• **Directions**: Lines containing the string "warning" are to be collected in full.

#### Records to process ####

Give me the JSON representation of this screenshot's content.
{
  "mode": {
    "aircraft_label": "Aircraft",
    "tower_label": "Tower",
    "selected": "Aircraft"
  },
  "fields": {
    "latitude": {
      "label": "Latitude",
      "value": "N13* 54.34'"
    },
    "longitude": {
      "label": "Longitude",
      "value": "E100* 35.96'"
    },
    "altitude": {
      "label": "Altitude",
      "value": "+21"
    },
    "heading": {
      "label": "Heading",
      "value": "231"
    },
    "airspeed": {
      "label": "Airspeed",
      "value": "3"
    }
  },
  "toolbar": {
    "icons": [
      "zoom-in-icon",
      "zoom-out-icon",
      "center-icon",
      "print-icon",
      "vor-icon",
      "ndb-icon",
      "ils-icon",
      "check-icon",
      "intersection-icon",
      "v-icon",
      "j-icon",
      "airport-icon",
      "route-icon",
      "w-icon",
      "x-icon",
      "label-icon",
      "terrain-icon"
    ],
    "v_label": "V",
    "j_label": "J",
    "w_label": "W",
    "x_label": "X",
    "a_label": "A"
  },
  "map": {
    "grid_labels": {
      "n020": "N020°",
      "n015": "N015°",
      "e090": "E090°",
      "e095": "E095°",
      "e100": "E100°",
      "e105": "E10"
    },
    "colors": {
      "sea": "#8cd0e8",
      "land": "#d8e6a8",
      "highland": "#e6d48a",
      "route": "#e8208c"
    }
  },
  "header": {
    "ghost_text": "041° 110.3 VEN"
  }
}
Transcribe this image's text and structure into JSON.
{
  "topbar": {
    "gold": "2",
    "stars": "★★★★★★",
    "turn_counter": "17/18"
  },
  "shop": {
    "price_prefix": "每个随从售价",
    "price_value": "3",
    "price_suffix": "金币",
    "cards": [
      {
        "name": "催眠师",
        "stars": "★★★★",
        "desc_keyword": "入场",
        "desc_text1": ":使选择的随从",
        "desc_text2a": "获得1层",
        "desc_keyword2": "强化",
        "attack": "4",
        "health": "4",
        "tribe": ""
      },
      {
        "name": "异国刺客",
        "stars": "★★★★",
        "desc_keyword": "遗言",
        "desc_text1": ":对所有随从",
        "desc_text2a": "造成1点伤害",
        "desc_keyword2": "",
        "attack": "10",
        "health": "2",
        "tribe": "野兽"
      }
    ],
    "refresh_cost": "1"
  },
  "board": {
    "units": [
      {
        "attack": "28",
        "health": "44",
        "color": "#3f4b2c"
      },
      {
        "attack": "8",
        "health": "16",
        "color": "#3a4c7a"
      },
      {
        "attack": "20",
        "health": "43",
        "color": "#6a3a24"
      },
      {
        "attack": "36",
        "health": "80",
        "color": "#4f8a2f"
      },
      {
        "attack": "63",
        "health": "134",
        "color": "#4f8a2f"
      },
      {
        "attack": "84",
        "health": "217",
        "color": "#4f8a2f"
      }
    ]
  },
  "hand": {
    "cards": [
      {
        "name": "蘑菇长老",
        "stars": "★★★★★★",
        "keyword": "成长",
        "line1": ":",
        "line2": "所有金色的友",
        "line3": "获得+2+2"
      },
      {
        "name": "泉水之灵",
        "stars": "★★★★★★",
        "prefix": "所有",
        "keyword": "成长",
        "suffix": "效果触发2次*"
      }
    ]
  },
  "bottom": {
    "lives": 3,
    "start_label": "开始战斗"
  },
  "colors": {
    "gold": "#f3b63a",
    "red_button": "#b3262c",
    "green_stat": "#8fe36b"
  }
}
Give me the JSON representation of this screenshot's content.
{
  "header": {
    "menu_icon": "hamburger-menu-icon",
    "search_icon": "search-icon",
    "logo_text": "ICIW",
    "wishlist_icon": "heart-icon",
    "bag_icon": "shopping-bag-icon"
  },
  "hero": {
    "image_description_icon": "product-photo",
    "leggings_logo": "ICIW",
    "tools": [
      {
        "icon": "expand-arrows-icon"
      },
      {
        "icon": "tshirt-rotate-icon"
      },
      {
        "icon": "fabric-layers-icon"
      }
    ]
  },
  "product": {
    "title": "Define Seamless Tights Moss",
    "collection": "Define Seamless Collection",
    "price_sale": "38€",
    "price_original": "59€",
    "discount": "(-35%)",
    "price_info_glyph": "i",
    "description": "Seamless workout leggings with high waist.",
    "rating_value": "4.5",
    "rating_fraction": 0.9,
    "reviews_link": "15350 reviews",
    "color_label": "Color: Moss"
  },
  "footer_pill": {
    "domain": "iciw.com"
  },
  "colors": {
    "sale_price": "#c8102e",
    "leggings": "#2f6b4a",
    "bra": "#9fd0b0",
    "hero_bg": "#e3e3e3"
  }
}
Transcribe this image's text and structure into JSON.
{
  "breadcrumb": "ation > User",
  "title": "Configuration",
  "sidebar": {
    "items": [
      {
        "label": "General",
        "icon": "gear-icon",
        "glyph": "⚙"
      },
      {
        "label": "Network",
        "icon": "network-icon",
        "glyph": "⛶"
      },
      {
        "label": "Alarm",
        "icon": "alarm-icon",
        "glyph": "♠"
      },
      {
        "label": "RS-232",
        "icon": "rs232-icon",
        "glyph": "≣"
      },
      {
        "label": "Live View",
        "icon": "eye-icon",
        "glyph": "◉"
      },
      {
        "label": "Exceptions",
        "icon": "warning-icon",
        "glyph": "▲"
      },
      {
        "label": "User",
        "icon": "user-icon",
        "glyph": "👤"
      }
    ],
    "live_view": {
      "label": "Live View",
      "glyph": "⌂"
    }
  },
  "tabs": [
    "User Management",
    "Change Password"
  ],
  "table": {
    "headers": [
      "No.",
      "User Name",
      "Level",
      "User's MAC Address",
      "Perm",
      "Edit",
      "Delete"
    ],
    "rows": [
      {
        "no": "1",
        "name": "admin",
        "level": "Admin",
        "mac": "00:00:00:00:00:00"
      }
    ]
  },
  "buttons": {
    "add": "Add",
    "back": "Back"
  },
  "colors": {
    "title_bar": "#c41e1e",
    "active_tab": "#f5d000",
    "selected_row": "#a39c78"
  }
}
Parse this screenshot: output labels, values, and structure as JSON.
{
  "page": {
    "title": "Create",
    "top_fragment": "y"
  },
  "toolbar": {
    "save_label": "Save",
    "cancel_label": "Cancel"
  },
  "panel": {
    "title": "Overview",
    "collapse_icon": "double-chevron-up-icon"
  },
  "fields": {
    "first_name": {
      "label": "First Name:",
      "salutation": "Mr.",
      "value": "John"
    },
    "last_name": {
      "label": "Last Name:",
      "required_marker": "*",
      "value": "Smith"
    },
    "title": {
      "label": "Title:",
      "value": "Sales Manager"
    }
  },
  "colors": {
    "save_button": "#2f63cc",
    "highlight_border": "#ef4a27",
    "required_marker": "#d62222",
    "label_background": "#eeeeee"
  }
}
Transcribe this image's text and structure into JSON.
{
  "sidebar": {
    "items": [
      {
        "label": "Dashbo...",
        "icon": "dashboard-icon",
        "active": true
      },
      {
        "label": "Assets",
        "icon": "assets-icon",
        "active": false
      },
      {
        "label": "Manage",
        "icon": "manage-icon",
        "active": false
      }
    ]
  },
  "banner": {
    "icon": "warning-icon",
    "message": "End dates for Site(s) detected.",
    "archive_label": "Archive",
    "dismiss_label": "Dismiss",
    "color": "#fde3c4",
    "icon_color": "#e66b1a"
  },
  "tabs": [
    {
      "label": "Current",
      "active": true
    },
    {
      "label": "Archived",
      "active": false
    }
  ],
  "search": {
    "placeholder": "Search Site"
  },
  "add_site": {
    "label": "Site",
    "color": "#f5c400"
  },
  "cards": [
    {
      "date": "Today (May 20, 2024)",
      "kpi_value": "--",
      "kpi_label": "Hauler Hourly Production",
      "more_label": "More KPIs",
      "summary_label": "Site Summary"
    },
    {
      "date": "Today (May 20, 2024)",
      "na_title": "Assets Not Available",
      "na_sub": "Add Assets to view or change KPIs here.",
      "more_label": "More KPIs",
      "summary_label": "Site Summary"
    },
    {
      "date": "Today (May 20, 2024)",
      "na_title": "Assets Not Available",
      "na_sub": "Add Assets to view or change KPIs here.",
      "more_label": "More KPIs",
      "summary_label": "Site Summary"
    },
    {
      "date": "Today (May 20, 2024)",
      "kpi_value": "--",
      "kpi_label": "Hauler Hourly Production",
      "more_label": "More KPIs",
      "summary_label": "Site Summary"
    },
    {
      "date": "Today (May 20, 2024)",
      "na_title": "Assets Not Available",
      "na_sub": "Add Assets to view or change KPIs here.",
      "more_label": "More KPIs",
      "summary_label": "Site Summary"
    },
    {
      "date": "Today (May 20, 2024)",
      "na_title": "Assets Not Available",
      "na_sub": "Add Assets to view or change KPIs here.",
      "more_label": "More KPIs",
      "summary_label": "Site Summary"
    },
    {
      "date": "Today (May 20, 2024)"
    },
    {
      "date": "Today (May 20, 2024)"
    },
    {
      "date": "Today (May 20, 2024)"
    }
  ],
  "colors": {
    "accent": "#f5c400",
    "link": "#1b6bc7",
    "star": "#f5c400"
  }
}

####

• **Task response**:
        "icon": "warning-icon",
    "icon": "warning-icon",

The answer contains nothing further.